>>>

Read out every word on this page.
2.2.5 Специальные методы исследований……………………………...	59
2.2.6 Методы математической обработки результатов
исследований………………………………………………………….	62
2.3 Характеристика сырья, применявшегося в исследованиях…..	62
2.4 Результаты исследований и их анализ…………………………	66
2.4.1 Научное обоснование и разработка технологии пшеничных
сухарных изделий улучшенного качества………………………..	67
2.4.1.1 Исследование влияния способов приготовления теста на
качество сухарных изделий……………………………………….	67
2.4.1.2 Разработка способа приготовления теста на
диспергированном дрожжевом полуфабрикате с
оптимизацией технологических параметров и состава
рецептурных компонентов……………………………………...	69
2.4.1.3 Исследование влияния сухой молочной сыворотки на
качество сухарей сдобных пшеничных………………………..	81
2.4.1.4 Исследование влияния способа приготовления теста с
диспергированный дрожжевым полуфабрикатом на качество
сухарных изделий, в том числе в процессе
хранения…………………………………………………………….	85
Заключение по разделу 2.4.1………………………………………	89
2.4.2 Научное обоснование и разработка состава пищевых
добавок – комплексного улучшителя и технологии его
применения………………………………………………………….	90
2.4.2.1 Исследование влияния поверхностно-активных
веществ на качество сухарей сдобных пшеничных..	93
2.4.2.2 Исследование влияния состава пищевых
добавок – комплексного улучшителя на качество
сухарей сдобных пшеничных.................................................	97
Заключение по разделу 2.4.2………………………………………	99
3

<<<

• **PROMPT**
Repeat back the data above, exact to the last character.

• **EXERCISE OUTPUT**
Read out every word on this page.
2.2.5 Специальные методы исследований……………………………...	59
2.2.6 Методы математической обработки результатов
исследований………………………………………………………….	62
2.3 Характеристика сырья, применявшегося в исследованиях…..	62
2.4 Результаты исследований и их анализ…………………………	66
2.4.1 Научное обоснование и разработка технологии пшеничных
сухарных изделий улучшенного качества………………………..	67
2.4.1.1 Исследование влияния способов приготовления теста на
качество сухарных изделий……………………………………….	67
2.4.1.2 Разработка способа приготовления теста на
диспергированном дрожжевом полуфабрикате с
оптимизацией технологических параметров и состава
рецептурных компонентов……………………………………...	69
2.4.1.3 Исследование влияния сухой молочной сыворотки на
качество сухарей сдобных пшеничных………………………..	81
2.4.1.4 Исследование влияния способа приготовления теста с
диспергированный дрожжевым полуфабрикатом на качество
сухарных изделий, в том числе в процессе
хранения…………………………………………………………….	85
Заключение по разделу 2.4.1………………………………………	89
2.4.2 Научное обоснование и разработка состава пищевых
добавок – комплексного улучшителя и технологии его
применения………………………………………………………….	90
2.4.2.1 Исследование влияния поверхностно-активных
веществ на качество сухарей сдобных пшеничных..	93
2.4.2.2 Исследование влияния состава пищевых
добавок – комплексного улучшителя на качество
сухарей сдобных пшеничных.................................................	97
Заключение по разделу 2.4.2………………………………………	99
3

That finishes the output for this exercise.